Ravikiran G Thirumalai writes:

> 2. Read to f_count at drivers/net/ppp_generic.c:
> The PPPIOCDETACH ioctl is failed if the device fd is duped and
> being polled by another process -- which is determined by a read
> to f_count. The comments in the code indicate that the PPPIOCDETACH
> ioctl should be junked and userland can use a workaround
> by closing the fd and reopening /dev/ppp. I can make a patch to junk
> PPPIOCDETACH, but is it okay to break binary compatibility? Paul?

I would very much rather not break binary compatibility. People using
ppp-2.4.2 or ppp-2.4.3 won't be affected by this change, but ppp-2.4.2
was released in January this year and I wouldn't be surprised if
some people are still using ppp-2.4.1 (or even ppp-2.4.0), which would
be affected.

I suggest that as a temporary compromise, we keep PPPIOCDETACH but
make it zero file->private_data without freeing the ppp structure that
it points to. That will cause a memory leak but will avoid the
possibility of using that memory after it is freed (in the case where
the descriptor has been dup'd and another process is doing a poll on
it).

We should make the kernel whinge loudly when anyone uses PPPIOCDETACH,
too. If/when 2.7.0 comes along we can remove it.

Paul.

2004-11-16 23:01:40

by Jan Harkes

[permalink] [raw]
Subject: Re: [patch 0/4] Cleanup file_count usage

On Tue, Nov 16, 2004 at 07:22:00PM +0530, Ravikiran G Thirumalai wrote:
> What remains:
> 1. Hack to return error code to user space at last close through file_count
> check at the driver's flush routine. This hack is used in scsi/st.c,
> scsi/osst.c and coda/file.c to return error code through .flush()
> (Although it is doubtful if applications check for error during close(2)).
> Kai has a patch to cleanup scsi/st.c. I will make patches to move last
> close code from .flush() to .release() in the coda filesystem if no one
> objects to it. Not sure if you can do anything on errors at close...

That won't work, in fops_release it is far too late to pass error codes
back to the application that called close(2).

In fact Coda used to only have a CODA_CLOSE upcall in coda_release until
users noticed that they never got an error return when the final write
to the servers failed. The only solution was to split the store and
release functionality of CODA_CLOSE so that we can perform the writeback
to the servers during the fops_flush operation (CODA_SYNC) and release
the last reference to the object during fops_release (CODA_RELEASE). If
either of these upcalls fails we fall back on the old behaviour.

● **Stated exercise a**
Summarize the mailing-list excerpt in three sentences.
The mailing-list excerpt and the entries come from unrelated sources.

● **Recorded data**
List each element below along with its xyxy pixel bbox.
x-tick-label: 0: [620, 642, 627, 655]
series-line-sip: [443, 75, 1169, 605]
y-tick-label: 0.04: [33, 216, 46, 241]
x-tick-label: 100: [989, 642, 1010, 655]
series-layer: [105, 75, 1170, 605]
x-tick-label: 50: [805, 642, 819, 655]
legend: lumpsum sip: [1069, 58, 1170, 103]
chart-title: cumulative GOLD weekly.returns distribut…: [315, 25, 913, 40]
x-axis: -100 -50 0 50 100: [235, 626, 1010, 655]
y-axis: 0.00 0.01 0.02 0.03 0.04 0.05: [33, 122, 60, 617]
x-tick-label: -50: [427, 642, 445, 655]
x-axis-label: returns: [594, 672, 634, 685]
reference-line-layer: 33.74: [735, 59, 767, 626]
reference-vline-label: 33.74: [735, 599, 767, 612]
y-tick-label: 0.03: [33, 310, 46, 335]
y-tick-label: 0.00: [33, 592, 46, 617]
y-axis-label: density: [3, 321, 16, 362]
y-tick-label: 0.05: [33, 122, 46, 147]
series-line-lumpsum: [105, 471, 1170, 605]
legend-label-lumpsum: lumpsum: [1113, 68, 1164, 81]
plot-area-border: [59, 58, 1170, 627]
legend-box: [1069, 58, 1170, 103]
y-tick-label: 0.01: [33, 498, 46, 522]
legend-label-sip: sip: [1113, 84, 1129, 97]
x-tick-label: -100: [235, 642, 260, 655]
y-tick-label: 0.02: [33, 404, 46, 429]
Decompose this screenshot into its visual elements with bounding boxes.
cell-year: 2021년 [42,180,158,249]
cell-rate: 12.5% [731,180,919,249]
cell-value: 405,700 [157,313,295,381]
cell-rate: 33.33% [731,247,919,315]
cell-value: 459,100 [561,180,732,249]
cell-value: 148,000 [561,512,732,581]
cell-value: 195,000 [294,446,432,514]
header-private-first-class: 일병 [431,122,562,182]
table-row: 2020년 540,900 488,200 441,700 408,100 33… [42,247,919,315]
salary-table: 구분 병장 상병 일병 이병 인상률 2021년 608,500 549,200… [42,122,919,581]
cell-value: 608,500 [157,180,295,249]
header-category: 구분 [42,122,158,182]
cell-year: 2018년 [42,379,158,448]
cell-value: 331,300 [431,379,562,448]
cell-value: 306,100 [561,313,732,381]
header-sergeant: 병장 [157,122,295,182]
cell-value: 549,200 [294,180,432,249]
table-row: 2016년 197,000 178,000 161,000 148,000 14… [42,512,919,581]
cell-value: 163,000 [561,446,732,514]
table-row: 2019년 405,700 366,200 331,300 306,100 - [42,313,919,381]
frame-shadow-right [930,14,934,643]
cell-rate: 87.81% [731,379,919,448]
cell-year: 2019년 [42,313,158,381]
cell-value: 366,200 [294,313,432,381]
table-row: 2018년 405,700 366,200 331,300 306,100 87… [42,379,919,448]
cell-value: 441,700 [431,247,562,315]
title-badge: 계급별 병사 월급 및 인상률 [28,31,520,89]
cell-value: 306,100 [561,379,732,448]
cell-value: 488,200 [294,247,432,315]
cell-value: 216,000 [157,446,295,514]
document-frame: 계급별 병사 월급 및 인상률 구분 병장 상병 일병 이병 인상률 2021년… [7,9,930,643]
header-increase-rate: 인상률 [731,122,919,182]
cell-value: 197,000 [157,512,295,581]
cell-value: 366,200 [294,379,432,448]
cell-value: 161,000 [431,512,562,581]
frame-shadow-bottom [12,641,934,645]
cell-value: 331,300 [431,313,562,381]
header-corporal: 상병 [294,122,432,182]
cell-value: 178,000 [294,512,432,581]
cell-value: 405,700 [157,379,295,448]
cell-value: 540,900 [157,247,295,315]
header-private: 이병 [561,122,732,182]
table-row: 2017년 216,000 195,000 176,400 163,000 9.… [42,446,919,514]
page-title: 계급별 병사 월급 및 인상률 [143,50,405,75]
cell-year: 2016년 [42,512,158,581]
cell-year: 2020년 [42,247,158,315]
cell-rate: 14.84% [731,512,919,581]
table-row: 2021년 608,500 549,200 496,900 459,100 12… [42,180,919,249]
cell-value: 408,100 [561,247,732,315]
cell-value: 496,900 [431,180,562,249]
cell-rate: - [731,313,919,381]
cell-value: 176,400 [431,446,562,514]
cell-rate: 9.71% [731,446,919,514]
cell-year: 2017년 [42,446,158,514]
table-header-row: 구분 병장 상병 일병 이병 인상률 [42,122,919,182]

● **Stated exercise b**
Copy the entries verbatim, from the first line of the entries through the line that contains "cell-value: 459,100 [561,180,732,249]", with both ends included.

● **Solution a**
Paul opposes removing the PPPIOCDETACH ioctl because that would break binary compatibility for people still using ppp-2.4.1 or ppp-2.4.0. He instead proposes keeping it temporarily but having it zero file->private_data without freeing the ppp structure, accepting a memory leak, making the kernel warn loudly on its use, and removing it in 2.7.0. Jan Harkes replies that moving Coda's last-close code from .flush() to .release() will not work, because fops_release is too late to return errors to close(2), which is why Coda split CODA_CLOSE into CODA_SYNC during fops_flush and CODA_RELEASE during fops_release.

● **Solution b**
List each element below along with its xyxy pixel bbox.
x-tick-label: 0: [620, 642, 627, 655]
series-line-sip: [443, 75, 1169, 605]
y-tick-label: 0.04: [33, 216, 46, 241]
x-tick-label: 100: [989, 642, 1010, 655]
series-layer: [105, 75, 1170, 605]
x-tick-label: 50: [805, 642, 819, 655]
legend: lumpsum sip: [1069, 58, 1170, 103]
chart-title: cumulative GOLD weekly.returns distribut…: [315, 25, 913, 40]
x-axis: -100 -50 0 50 100: [235, 626, 1010, 655]
y-axis: 0.00 0.01 0.02 0.03 0.04 0.05: [33, 122, 60, 617]
x-tick-label: -50: [427, 642, 445, 655]
x-axis-label: returns: [594, 672, 634, 685]
reference-line-layer: 33.74: [735, 59, 767, 626]
reference-vline-label: 33.74: [735, 599, 767, 612]
y-tick-label: 0.03: [33, 310, 46, 335]
y-tick-label: 0.00: [33, 592, 46, 617]
y-axis-label: density: [3, 321, 16, 362]
y-tick-label: 0.05: [33, 122, 46, 147]
series-line-lumpsum: [105, 471, 1170, 605]
legend-label-lumpsum: lumpsum: [1113, 68, 1164, 81]
plot-area-border: [59, 58, 1170, 627]
legend-box: [1069, 58, 1170, 103]
y-tick-label: 0.01: [33, 498, 46, 522]
legend-label-sip: sip: [1113, 84, 1129, 97]
x-tick-label: -100: [235, 642, 260, 655]
y-tick-label: 0.02: [33, 404, 46, 429]
Decompose this screenshot into its visual elements with bounding boxes.
cell-year: 2021년 [42,180,158,249]
cell-rate: 12.5% [731,180,919,249]
cell-value: 405,700 [157,313,295,381]
cell-rate: 33.33% [731,247,919,315]
cell-value: 459,100 [561,180,732,249]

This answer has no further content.